Exercise — Scan the material that follows. Copy every line containing the word "Тыва".

Records for the task —

=-=-=

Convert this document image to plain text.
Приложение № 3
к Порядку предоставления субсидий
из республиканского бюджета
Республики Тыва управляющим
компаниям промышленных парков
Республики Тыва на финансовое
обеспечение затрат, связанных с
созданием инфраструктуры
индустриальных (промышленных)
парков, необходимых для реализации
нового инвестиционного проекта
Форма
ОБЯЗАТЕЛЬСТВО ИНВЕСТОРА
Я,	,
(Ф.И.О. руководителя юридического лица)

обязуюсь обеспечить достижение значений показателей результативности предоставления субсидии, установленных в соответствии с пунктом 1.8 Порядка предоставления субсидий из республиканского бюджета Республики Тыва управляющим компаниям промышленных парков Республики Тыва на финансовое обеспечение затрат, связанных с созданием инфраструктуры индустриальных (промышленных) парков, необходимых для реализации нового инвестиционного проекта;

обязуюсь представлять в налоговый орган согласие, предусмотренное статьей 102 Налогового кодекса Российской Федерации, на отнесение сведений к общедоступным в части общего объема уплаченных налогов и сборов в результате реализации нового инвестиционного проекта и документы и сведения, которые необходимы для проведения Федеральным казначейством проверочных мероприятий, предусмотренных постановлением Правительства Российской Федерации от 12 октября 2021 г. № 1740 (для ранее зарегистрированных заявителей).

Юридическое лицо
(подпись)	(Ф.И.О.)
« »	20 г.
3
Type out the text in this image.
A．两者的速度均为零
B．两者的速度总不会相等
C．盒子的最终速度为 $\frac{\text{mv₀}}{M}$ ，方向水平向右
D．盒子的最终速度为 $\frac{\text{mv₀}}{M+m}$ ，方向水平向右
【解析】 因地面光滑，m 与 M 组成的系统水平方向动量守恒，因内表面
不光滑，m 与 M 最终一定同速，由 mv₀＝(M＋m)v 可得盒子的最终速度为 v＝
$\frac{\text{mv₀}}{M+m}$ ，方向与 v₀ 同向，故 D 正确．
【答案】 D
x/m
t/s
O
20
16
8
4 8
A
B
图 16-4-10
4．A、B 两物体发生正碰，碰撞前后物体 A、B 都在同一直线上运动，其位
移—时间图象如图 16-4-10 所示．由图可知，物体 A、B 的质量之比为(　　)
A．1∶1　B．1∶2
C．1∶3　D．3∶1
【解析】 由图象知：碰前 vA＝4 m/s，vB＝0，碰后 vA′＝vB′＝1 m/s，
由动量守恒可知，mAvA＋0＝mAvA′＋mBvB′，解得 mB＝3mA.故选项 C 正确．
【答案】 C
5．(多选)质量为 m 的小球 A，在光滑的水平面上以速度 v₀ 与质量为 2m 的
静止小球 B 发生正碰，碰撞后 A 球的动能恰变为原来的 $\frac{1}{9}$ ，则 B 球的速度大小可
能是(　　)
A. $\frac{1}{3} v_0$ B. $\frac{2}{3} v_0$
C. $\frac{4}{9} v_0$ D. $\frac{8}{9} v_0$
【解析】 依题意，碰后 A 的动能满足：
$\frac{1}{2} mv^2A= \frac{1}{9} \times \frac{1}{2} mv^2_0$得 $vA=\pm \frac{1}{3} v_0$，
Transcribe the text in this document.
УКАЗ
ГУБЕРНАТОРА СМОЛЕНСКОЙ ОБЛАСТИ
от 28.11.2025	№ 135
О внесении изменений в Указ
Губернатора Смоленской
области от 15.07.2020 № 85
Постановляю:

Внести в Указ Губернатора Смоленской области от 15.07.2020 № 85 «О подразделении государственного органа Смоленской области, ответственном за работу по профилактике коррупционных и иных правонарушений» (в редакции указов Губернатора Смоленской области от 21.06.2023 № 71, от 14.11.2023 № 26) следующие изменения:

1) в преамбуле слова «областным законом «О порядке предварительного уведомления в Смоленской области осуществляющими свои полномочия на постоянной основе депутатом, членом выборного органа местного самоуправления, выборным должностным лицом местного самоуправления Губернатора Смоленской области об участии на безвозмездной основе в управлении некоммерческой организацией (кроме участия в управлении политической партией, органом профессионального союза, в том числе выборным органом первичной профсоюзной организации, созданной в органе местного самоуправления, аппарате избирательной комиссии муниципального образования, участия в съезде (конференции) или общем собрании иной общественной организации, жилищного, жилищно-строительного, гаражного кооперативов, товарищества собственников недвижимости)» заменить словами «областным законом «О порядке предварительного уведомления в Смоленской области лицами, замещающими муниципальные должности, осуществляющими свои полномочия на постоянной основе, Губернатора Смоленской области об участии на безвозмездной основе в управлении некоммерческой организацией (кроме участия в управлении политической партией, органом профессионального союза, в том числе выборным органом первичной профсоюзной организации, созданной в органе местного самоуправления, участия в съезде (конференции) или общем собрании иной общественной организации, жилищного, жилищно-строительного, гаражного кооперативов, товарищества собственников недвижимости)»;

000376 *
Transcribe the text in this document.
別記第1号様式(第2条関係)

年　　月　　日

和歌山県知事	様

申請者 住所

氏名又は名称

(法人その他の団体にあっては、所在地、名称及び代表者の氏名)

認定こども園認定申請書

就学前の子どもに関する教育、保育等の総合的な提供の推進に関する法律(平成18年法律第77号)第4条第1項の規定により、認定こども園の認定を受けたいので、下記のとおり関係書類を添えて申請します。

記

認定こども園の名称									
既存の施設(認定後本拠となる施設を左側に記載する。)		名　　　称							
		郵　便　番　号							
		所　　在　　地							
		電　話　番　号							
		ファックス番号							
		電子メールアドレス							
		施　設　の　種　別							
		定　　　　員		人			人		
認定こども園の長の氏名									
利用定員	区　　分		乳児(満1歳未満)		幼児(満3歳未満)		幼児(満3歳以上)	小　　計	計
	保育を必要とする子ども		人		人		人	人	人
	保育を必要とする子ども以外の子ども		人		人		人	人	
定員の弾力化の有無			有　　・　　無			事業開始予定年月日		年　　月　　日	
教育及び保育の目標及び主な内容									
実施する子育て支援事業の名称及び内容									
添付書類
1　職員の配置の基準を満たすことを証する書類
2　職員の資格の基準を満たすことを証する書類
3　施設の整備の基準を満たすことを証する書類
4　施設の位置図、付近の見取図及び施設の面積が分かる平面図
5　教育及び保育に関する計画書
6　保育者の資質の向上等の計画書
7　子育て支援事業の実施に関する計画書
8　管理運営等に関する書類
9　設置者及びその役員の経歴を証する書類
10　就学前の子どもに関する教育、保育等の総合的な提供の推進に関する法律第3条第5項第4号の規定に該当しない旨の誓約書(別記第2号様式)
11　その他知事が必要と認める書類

=-=-=

Result of this task —
Республики Тыва управляющим
Республики Тыва на финансовое
обязуюсь обеспечить достижение значений показателей результативности предоставления субсидии, установленных в соответствии с пунктом 1.8 Порядка предоставления субсидий из республиканского бюджета Республики Тыва управляющим компаниям промышленных парков Республики Тыва на финансовое обеспечение затрат, связанных с созданием инфраструктуры индустриальных (промышленных) парков, необходимых для реализации нового инвестиционного проекта;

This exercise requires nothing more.